---------- EXERCISE MATERIAL

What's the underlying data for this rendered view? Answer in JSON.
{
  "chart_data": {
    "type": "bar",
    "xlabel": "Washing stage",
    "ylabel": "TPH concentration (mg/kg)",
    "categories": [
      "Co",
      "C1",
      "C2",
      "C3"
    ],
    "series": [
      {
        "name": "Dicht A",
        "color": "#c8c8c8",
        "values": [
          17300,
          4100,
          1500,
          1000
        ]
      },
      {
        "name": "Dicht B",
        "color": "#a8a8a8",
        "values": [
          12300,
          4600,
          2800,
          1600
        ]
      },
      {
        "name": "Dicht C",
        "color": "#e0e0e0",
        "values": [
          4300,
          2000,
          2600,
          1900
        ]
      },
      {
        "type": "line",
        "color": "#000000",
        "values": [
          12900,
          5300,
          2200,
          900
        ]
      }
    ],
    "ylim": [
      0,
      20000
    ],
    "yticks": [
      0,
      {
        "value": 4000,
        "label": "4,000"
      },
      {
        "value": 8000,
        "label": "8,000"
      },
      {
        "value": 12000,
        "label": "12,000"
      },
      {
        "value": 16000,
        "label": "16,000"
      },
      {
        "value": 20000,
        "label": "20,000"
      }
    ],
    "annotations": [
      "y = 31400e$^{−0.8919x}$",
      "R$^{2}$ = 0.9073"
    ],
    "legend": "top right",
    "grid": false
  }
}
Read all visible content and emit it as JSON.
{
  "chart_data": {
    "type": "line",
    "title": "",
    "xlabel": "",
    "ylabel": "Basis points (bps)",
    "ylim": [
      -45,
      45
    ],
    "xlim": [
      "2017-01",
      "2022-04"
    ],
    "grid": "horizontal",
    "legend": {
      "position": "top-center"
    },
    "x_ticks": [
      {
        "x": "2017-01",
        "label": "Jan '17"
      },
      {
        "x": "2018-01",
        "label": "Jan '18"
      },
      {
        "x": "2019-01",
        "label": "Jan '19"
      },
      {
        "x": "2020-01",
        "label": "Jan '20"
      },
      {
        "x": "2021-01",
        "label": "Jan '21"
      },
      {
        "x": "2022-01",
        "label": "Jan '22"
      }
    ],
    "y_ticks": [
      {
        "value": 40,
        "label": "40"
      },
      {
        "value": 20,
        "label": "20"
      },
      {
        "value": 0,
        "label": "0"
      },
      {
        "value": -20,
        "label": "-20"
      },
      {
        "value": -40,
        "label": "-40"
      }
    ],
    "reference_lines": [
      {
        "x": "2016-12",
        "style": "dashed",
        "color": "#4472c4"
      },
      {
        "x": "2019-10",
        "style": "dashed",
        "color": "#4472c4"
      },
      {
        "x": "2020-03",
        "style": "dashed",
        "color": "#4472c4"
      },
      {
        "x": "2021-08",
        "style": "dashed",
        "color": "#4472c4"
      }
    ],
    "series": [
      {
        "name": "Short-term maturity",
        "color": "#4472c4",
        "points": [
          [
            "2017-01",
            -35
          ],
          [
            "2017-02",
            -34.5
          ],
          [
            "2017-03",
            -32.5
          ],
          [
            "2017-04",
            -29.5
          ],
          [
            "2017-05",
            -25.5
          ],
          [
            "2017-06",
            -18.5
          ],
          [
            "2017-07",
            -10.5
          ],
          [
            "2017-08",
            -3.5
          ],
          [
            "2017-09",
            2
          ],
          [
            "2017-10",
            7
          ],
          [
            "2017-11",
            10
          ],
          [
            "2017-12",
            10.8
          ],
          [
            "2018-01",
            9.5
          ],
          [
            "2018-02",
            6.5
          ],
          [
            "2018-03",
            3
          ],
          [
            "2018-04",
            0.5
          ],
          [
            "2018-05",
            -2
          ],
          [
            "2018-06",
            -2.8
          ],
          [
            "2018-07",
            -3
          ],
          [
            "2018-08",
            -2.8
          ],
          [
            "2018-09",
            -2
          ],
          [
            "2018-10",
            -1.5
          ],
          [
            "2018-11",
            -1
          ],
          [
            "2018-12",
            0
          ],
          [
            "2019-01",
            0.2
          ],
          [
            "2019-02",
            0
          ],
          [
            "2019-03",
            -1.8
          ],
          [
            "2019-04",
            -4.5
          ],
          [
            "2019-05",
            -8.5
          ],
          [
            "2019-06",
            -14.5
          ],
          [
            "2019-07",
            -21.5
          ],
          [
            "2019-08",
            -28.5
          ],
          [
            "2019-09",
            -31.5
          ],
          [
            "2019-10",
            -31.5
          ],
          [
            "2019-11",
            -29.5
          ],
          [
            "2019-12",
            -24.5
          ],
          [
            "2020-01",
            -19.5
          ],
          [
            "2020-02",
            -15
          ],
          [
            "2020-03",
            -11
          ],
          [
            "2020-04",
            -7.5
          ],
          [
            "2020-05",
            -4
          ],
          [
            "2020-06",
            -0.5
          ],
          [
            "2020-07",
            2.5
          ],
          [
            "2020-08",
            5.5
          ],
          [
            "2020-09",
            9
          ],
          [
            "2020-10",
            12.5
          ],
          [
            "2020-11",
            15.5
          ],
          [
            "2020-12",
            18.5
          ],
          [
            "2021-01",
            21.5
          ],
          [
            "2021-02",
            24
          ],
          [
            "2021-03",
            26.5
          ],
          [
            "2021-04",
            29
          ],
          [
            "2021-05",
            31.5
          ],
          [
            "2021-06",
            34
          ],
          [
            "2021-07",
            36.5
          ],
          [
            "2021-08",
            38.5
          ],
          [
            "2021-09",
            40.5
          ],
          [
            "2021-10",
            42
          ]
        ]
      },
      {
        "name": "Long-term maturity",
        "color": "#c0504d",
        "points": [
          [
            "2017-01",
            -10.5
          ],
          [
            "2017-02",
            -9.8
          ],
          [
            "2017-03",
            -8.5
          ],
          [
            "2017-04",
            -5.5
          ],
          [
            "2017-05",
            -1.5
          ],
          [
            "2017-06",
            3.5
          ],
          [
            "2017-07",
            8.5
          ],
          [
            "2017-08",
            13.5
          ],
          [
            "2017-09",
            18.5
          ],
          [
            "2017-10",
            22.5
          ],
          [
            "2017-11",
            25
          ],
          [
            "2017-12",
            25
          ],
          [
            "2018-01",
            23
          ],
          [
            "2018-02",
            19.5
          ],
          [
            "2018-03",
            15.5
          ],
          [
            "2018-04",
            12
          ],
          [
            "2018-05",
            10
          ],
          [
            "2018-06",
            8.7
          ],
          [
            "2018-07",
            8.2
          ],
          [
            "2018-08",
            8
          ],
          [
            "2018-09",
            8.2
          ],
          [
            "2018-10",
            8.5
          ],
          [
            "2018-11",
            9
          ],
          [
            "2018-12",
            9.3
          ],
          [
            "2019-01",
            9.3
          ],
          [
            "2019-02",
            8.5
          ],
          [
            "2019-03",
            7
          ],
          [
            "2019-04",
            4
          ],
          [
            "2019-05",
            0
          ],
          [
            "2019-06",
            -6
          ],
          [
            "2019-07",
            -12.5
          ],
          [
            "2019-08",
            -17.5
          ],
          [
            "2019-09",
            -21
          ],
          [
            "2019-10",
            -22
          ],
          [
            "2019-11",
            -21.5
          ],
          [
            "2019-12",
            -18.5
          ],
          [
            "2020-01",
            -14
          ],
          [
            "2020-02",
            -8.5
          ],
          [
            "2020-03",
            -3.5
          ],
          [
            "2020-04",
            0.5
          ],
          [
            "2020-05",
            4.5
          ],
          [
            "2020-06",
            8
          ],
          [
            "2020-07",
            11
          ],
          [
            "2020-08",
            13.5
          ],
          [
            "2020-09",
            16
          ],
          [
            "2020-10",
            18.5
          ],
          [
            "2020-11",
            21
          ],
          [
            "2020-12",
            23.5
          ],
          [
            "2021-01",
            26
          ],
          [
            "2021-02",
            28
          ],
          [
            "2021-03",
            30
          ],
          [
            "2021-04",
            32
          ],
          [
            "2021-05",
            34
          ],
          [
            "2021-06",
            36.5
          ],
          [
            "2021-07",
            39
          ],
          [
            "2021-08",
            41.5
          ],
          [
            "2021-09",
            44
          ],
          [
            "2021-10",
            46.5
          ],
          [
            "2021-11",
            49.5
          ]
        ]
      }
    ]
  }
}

--------------------

Copy all lines in the listing above where the string "name" appears.

        "name": "Dicht A",
        "name": "Dicht B",
        "name": "Dicht C",
        "name": "Short-term maturity",
        "name": "Long-term maturity",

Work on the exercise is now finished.